#### [Exercise]
Set the listing down again exactly, please, apart from its pictures.

##### Extracted material

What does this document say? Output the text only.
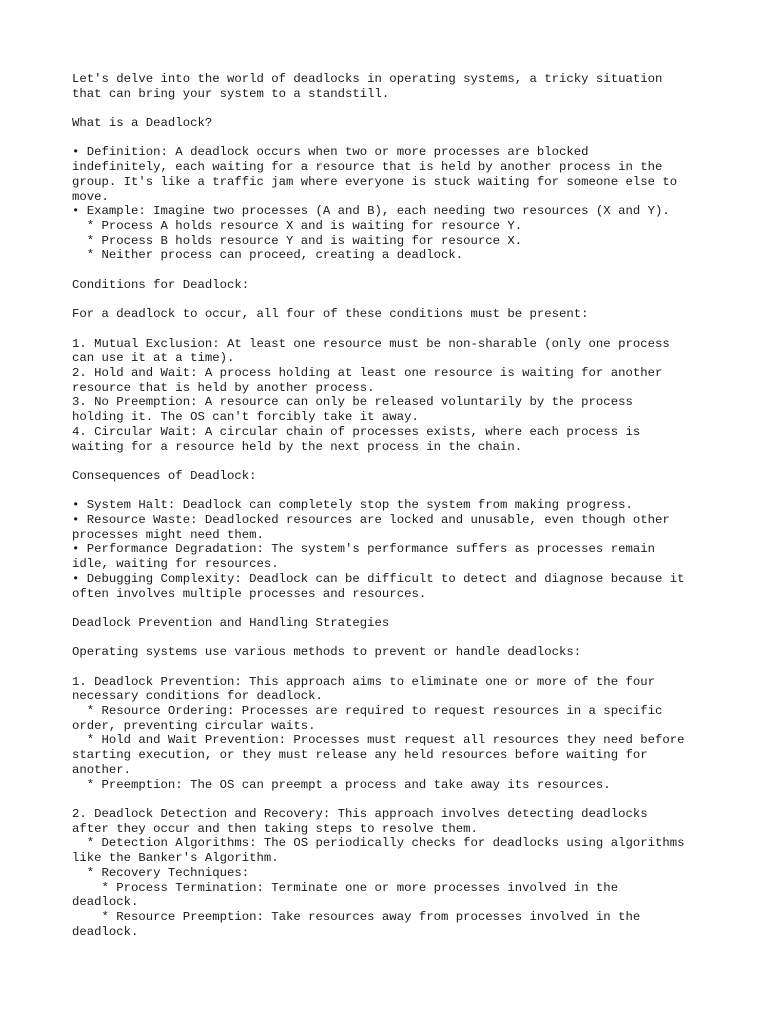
Let's delve into the world of deadlocks in operating systems, a tricky situation
that can bring your system to a standstill.
What is a Deadlock?
• Definition: A deadlock occurs when two or more processes are blocked
indefinitely, each waiting for a resource that is held by another process in the
group. It's like a traffic jam where everyone is stuck waiting for someone else to
move.
• Example: Imagine two processes (A and B), each needing two resources (X and Y).
* Process A holds resource X and is waiting for resource Y.
* Process B holds resource Y and is waiting for resource X.
* Neither process can proceed, creating a deadlock.
Conditions for Deadlock:
For a deadlock to occur, all four of these conditions must be present:
1. Mutual Exclusion: At least one resource must be non-sharable (only one process
can use it at a time).
2. Hold and Wait: A process holding at least one resource is waiting for another
resource that is held by another process.
3. No Preemption: A resource can only be released voluntarily by the process
holding it. The OS can't forcibly take it away.
4. Circular Wait: A circular chain of processes exists, where each process is
waiting for a resource held by the next process in the chain.
Consequences of Deadlock:
• System Halt: Deadlock can completely stop the system from making progress.
• Resource Waste: Deadlocked resources are locked and unusable, even though other
processes might need them.
• Performance Degradation: The system's performance suffers as processes remain
idle, waiting for resources.
• Debugging Complexity: Deadlock can be difficult to detect and diagnose because it
often involves multiple processes and resources.
Deadlock Prevention and Handling Strategies
Operating systems use various methods to prevent or handle deadlocks:
1. Deadlock Prevention: This approach aims to eliminate one or more of the four
necessary conditions for deadlock.
* Resource Ordering: Processes are required to request resources in a specific
order, preventing circular waits.
* Hold and Wait Prevention: Processes must request all resources they need before
starting execution, or they must release any held resources before waiting for
another.
* Preemption: The OS can preempt a process and take away its resources.
2. Deadlock Detection and Recovery: This approach involves detecting deadlocks
after they occur and then taking steps to resolve them.
* Detection Algorithms: The OS periodically checks for deadlocks using algorithms
like the Banker's Algorithm.
* Recovery Techniques:
* Process Termination: Terminate one or more processes involved in the
deadlock.
* Resource Preemption: Take resources away from processes involved in the
deadlock.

##########

#### [Full solution]
What does this document say? Output the text only.
Let's delve into the world of deadlocks in operating systems, a tricky situation
that can bring your system to a standstill.
What is a Deadlock?
• Definition: A deadlock occurs when two or more processes are blocked
indefinitely, each waiting for a resource that is held by another process in the
group. It's like a traffic jam where everyone is stuck waiting for someone else to
move.
• Example: Imagine two processes (A and B), each needing two resources (X and Y).
* Process A holds resource X and is waiting for resource Y.
* Process B holds resource Y and is waiting for resource X.
* Neither process can proceed, creating a deadlock.
Conditions for Deadlock:
For a deadlock to occur, all four of these conditions must be present:
1. Mutual Exclusion: At least one resource must be non-sharable (only one process
can use it at a time).
2. Hold and Wait: A process holding at least one resource is waiting for another
resource that is held by another process.
3. No Preemption: A resource can only be released voluntarily by the process
holding it. The OS can't forcibly take it away.
4. Circular Wait: A circular chain of processes exists, where each process is
waiting for a resource held by the next process in the chain.
Consequences of Deadlock:
• System Halt: Deadlock can completely stop the system from making progress.
• Resource Waste: Deadlocked resources are locked and unusable, even though other
processes might need them.
• Performance Degradation: The system's performance suffers as processes remain
idle, waiting for resources.
• Debugging Complexity: Deadlock can be difficult to detect and diagnose because it
often involves multiple processes and resources.
Deadlock Prevention and Handling Strategies
Operating systems use various methods to prevent or handle deadlocks:
1. Deadlock Prevention: This approach aims to eliminate one or more of the four
necessary conditions for deadlock.
* Resource Ordering: Processes are required to request resources in a specific
order, preventing circular waits.
* Hold and Wait Prevention: Processes must request all resources they need before
starting execution, or they must release any held resources before waiting for
another.
* Preemption: The OS can preempt a process and take away its resources.
2. Deadlock Detection and Recovery: This approach involves detecting deadlocks
after they occur and then taking steps to resolve them.
* Detection Algorithms: The OS periodically checks for deadlocks using algorithms
like the Banker's Algorithm.
* Recovery Techniques:
* Process Termination: Terminate one or more processes involved in the
deadlock.
* Resource Preemption: Take resources away from processes involved in the
deadlock.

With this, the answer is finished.